■ Work required: Count every line in the entries that follow where the word "have" appears, then state only the total.

■ Data rows:
----------------------------------------
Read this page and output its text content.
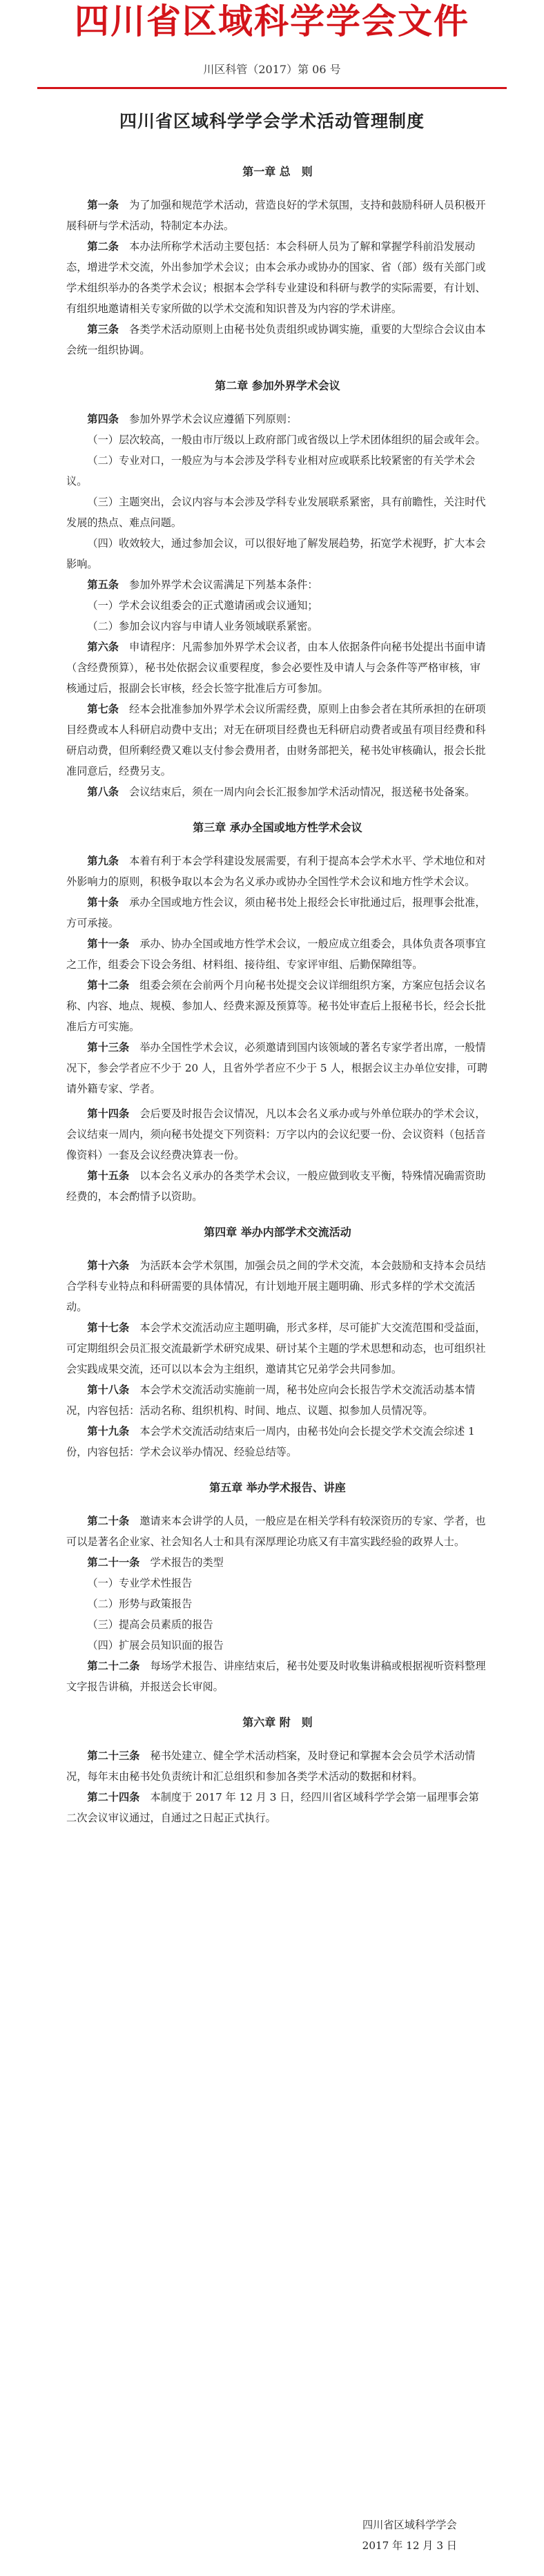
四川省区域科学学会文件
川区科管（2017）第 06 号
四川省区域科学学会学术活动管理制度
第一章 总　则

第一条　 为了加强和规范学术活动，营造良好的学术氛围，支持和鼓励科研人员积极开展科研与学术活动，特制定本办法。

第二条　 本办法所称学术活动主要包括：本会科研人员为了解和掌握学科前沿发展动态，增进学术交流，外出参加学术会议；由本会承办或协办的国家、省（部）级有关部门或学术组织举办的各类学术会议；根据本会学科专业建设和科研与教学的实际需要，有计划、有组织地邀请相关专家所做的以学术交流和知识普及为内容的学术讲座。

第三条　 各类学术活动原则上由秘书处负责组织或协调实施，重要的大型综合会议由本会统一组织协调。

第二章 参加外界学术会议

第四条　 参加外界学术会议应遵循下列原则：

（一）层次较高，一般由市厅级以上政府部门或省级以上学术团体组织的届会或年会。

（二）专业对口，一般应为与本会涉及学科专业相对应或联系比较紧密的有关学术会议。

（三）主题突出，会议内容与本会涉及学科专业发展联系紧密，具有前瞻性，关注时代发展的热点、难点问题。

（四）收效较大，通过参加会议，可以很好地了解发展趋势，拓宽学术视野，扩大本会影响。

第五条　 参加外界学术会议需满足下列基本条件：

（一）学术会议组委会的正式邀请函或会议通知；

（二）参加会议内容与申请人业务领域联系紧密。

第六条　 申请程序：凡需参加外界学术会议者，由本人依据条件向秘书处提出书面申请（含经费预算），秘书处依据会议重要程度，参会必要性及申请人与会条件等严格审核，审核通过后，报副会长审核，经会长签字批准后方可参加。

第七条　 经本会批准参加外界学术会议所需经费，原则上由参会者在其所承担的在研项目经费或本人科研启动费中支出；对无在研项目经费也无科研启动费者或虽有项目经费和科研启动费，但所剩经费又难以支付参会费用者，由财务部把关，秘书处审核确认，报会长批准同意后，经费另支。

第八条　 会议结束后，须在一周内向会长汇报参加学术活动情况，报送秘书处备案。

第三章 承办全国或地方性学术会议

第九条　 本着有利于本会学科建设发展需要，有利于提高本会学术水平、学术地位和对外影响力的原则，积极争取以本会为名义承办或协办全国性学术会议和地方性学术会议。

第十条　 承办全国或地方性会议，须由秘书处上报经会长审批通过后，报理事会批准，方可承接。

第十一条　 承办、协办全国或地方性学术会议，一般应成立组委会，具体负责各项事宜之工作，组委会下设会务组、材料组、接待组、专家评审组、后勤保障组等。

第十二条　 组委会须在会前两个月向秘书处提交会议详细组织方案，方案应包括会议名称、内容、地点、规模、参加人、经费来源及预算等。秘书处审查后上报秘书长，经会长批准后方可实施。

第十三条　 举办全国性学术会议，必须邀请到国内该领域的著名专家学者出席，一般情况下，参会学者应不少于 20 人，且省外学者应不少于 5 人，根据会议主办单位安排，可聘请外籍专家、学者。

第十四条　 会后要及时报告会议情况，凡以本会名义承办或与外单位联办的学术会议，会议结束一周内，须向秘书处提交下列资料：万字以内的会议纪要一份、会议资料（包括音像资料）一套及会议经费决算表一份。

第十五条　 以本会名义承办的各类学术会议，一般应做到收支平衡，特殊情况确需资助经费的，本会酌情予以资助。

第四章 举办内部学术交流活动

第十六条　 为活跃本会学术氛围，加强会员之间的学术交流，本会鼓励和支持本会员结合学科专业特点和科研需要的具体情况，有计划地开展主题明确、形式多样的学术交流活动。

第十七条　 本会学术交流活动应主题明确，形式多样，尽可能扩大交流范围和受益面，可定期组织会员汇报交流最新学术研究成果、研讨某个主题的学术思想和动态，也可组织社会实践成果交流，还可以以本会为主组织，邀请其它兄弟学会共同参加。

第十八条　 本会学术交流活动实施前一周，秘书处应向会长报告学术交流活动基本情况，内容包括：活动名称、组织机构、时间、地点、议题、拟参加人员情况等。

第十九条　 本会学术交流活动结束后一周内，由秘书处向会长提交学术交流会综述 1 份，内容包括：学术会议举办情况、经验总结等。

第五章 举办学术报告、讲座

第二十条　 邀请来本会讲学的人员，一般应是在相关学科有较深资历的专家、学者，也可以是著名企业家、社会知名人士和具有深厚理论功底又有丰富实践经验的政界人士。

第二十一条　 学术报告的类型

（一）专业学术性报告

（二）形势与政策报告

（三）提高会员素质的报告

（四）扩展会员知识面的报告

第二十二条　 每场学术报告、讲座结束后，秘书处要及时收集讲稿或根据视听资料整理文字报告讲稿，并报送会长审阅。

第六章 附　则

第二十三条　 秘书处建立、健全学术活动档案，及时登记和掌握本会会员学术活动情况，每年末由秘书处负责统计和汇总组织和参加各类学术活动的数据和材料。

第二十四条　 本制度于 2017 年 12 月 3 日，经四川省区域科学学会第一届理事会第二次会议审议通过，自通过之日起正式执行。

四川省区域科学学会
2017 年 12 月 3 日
----------------------------------------
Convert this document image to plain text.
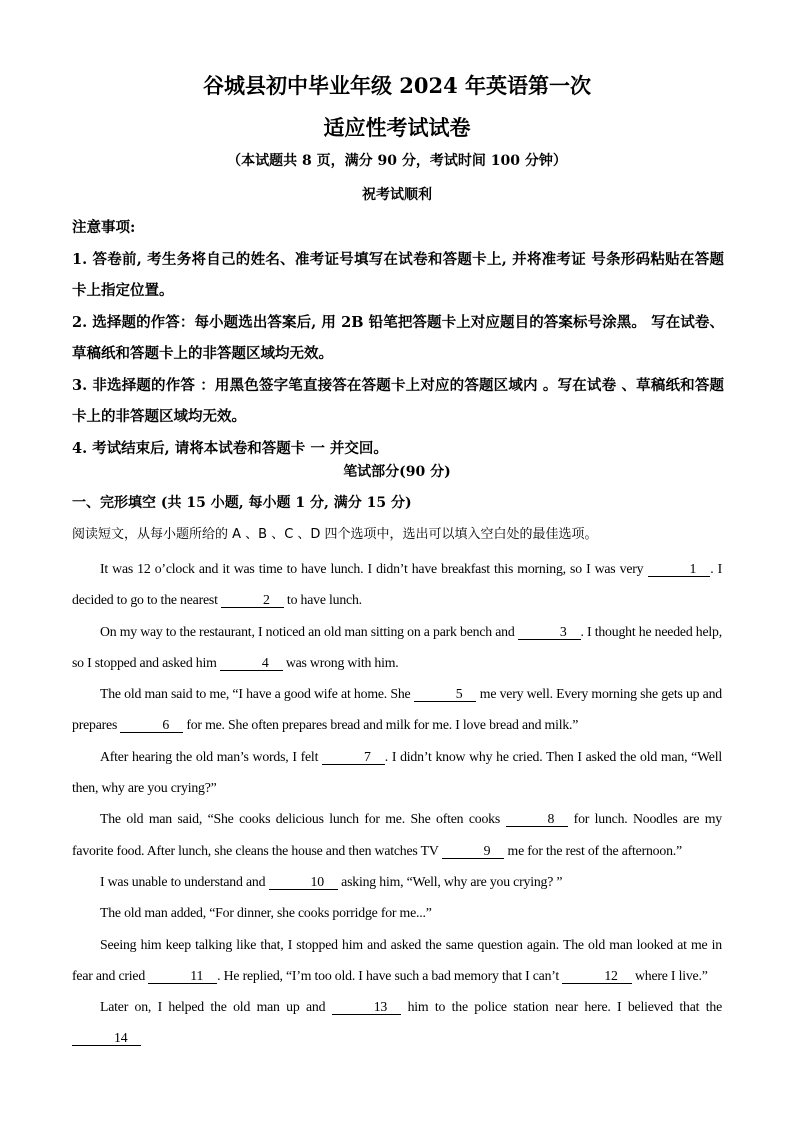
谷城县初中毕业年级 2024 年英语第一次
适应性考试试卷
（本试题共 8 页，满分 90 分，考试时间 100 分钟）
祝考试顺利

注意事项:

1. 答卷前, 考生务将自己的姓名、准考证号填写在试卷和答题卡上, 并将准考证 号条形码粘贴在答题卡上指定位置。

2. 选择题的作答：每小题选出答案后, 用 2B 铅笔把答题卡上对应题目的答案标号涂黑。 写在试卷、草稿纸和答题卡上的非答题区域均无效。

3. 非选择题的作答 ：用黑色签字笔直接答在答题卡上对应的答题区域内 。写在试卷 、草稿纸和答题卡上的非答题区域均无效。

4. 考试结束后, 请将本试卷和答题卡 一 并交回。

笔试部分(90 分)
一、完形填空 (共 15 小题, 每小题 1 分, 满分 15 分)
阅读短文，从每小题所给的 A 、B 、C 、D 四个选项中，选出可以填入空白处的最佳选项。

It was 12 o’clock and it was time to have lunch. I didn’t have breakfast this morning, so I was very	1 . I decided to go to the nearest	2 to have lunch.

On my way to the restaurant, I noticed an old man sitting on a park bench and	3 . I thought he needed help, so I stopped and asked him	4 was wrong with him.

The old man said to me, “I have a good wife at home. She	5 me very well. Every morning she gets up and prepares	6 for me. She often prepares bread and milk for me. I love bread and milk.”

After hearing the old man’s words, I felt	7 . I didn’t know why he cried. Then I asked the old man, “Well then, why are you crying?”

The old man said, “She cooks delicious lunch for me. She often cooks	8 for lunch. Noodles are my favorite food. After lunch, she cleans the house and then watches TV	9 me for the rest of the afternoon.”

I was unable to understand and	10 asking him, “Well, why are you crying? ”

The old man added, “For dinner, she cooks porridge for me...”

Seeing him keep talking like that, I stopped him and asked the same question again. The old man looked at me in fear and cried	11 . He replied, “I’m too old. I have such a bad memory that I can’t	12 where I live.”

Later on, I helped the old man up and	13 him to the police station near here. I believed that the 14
----------------------------------------
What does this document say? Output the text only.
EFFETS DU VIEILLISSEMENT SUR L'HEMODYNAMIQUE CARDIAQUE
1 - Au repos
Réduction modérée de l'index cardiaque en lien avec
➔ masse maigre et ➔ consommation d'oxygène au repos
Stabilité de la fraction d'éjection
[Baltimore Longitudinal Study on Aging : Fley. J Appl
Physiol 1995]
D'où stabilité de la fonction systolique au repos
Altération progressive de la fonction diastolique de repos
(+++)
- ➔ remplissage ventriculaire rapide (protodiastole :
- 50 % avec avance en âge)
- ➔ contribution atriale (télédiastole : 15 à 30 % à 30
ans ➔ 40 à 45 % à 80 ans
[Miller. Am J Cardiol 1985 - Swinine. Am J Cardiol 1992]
----------------------------------------
■ Output for this exercise: 3